> _Record list_
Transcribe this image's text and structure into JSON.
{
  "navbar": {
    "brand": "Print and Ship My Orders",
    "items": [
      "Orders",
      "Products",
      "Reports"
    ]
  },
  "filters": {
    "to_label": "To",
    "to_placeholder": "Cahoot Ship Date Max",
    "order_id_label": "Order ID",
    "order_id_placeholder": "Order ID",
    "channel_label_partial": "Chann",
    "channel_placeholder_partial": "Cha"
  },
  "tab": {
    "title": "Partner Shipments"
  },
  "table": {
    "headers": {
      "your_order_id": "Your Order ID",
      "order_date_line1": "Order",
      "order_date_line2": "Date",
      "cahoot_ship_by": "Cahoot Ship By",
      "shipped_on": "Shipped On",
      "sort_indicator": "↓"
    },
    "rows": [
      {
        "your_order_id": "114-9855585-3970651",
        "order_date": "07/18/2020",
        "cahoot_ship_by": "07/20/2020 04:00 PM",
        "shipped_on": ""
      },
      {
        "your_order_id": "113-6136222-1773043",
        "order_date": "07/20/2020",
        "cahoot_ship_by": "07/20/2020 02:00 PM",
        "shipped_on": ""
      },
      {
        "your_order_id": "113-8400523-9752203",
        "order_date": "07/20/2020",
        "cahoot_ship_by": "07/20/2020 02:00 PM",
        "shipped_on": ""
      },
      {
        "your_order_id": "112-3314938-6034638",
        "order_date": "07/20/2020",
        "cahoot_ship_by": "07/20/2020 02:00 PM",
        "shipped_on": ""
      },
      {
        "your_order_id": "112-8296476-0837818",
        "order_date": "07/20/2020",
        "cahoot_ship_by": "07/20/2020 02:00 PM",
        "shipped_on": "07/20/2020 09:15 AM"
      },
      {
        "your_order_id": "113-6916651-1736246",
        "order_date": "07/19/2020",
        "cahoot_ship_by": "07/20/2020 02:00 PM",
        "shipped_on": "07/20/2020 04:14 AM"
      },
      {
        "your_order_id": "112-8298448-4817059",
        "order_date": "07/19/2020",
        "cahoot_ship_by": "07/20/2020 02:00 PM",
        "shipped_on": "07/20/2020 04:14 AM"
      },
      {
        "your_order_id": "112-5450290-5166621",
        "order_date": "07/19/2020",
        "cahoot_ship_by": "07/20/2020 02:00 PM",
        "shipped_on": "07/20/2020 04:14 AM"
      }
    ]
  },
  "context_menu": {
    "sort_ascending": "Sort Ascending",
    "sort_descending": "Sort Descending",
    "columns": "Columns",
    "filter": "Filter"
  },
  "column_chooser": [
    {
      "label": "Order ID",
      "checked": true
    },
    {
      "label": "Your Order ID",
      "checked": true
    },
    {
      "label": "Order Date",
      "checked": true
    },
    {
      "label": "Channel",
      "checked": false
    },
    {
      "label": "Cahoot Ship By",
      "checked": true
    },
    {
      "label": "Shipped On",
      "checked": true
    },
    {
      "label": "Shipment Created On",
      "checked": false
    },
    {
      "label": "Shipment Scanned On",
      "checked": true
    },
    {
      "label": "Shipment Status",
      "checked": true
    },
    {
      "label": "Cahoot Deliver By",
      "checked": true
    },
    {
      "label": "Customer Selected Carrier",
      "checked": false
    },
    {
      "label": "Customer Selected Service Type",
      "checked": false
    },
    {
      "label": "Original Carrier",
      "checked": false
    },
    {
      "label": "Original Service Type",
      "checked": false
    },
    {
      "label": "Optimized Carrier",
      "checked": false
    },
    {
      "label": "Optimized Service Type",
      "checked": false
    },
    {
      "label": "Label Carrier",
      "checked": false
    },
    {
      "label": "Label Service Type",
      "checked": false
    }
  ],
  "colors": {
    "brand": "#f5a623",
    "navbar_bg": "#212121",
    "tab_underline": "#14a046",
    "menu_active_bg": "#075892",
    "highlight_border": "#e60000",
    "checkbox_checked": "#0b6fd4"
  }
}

* * *

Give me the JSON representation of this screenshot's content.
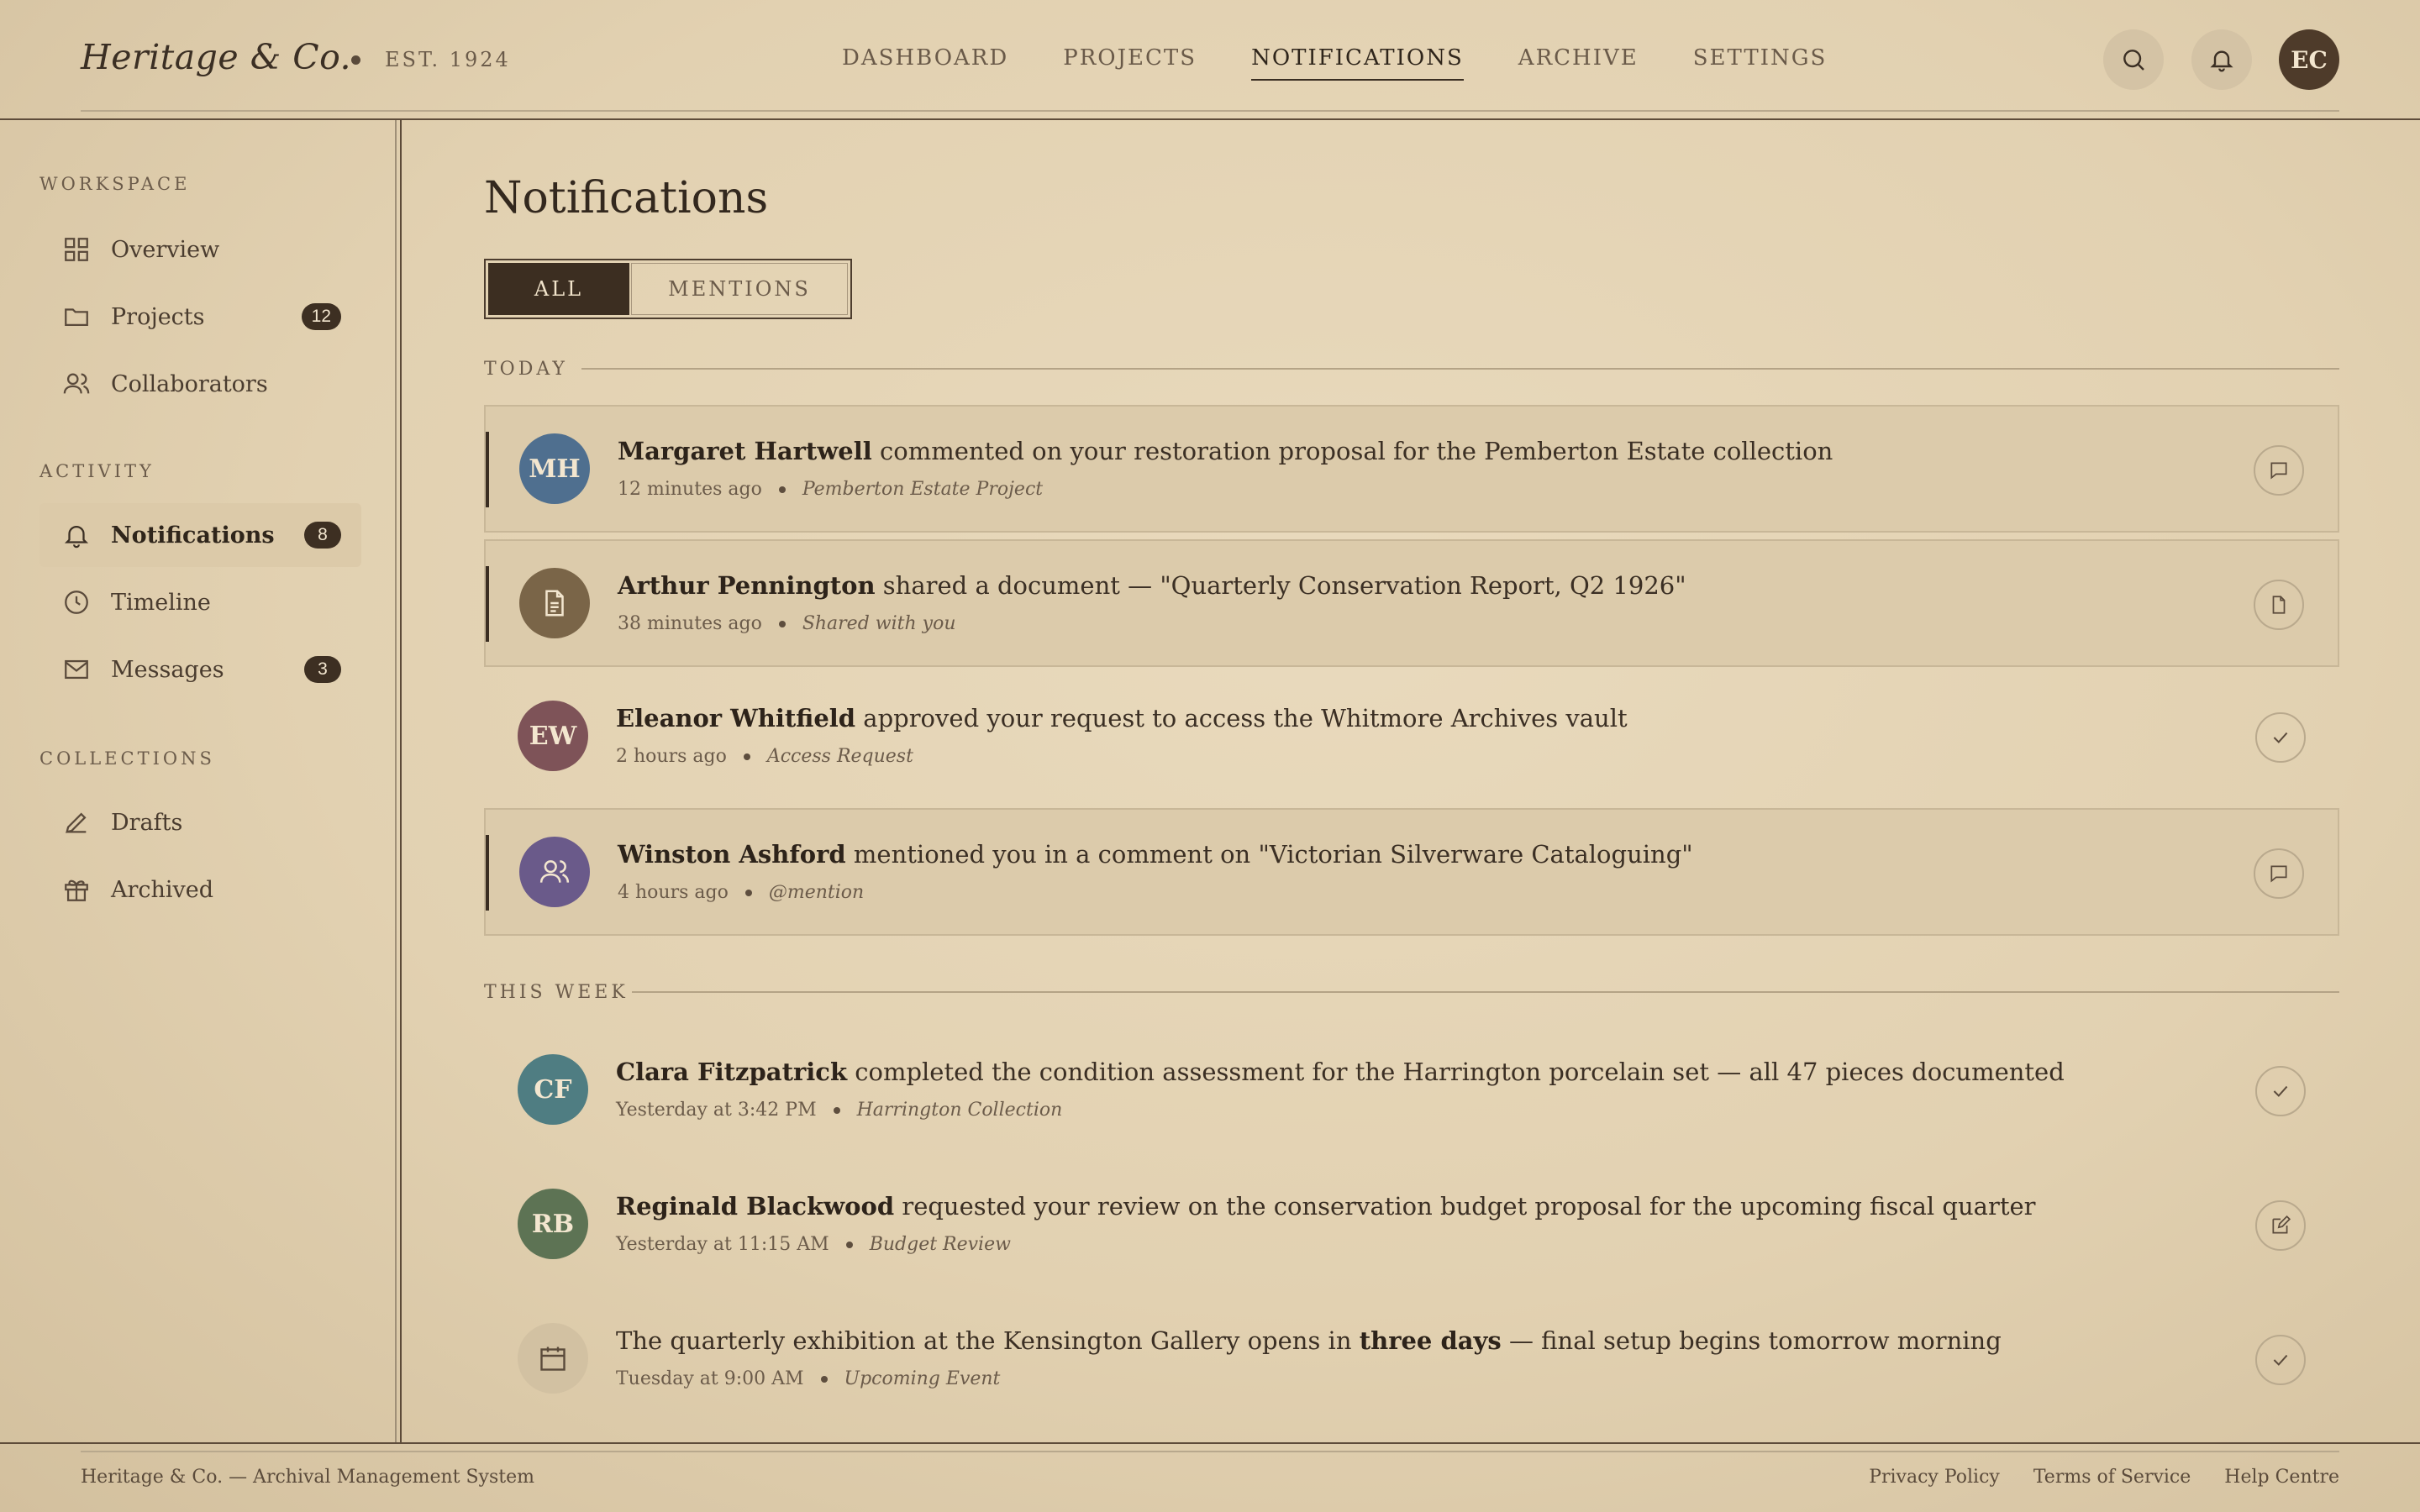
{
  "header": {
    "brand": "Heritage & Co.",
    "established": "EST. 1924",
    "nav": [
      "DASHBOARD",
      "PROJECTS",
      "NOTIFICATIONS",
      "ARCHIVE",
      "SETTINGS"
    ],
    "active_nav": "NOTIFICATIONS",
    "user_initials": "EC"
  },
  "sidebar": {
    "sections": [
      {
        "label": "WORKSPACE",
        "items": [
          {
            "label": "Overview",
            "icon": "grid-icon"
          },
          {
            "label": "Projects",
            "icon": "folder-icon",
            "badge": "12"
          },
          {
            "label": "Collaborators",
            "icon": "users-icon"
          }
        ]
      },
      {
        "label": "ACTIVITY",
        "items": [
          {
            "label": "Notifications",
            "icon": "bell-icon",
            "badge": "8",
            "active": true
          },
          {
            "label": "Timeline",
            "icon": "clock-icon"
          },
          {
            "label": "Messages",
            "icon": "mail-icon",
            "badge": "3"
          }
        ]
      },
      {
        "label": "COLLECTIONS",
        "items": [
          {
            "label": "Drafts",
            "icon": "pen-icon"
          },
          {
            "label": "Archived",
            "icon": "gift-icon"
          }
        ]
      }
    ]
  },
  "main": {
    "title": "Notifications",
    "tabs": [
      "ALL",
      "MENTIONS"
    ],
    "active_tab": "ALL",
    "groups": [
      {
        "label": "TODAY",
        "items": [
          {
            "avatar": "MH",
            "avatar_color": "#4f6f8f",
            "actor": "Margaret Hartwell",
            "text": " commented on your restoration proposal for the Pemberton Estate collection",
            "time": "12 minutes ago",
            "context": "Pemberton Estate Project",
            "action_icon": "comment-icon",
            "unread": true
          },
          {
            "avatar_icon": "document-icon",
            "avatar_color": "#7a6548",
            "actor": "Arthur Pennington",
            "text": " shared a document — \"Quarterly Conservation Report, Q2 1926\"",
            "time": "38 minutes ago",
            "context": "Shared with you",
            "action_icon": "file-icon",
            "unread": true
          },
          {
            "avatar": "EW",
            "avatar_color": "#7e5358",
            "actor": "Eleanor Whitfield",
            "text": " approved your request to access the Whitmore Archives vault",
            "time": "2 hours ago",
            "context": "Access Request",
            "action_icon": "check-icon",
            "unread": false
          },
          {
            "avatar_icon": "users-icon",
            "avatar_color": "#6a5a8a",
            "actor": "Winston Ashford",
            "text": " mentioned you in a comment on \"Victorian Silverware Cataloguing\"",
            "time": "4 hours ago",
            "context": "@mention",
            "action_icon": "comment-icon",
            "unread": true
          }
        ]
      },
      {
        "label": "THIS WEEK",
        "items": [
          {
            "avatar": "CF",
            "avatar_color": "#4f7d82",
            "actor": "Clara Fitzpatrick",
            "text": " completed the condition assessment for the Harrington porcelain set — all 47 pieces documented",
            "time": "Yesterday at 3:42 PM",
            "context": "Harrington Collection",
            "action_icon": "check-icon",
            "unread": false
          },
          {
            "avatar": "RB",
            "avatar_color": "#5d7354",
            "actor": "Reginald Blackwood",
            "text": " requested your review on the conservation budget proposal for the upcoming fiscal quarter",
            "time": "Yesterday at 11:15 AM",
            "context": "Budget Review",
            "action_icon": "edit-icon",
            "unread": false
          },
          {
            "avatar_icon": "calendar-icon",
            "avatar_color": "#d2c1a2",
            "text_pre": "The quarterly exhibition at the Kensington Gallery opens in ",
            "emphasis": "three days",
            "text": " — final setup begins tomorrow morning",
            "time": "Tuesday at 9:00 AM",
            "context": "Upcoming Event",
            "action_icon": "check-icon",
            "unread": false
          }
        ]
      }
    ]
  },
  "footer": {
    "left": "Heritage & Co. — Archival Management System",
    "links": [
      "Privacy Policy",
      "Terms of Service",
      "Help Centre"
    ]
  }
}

> _To do_
In the data above, how many lines contain the string "Customer"? Answer with the number only.

> _Expected answer_
2